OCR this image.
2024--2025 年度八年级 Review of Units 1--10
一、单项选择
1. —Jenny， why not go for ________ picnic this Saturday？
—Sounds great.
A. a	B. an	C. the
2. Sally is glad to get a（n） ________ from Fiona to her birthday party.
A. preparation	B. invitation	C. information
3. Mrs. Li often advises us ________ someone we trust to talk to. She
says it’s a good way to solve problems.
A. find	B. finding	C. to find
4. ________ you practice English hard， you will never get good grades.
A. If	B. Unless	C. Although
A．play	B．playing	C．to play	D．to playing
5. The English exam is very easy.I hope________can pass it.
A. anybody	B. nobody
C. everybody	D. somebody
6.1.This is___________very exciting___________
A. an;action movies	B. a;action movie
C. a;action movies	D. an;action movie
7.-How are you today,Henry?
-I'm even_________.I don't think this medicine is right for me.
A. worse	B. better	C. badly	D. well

Do this: Quote all the records. Keep every word exact.

Correct result:
OCR this image.
2024--2025 年度八年级 Review of Units 1--10
一、单项选择
1. —Jenny， why not go for ________ picnic this Saturday？
—Sounds great.
A. a	B. an	C. the
2. Sally is glad to get a（n） ________ from Fiona to her birthday party.
A. preparation	B. invitation	C. information
3. Mrs. Li often advises us ________ someone we trust to talk to. She
says it’s a good way to solve problems.
A. find	B. finding	C. to find
4. ________ you practice English hard， you will never get good grades.
A. If	B. Unless	C. Although
A．play	B．playing	C．to play	D．to playing
5. The English exam is very easy.I hope________can pass it.
A. anybody	B. nobody
C. everybody	D. somebody
6.1.This is___________very exciting___________
A. an;action movies	B. a;action movie
C. a;action movies	D. an;action movie
7.-How are you today,Henry?
-I'm even_________.I don't think this medicine is right for me.
A. worse	B. better	C. badly	D. well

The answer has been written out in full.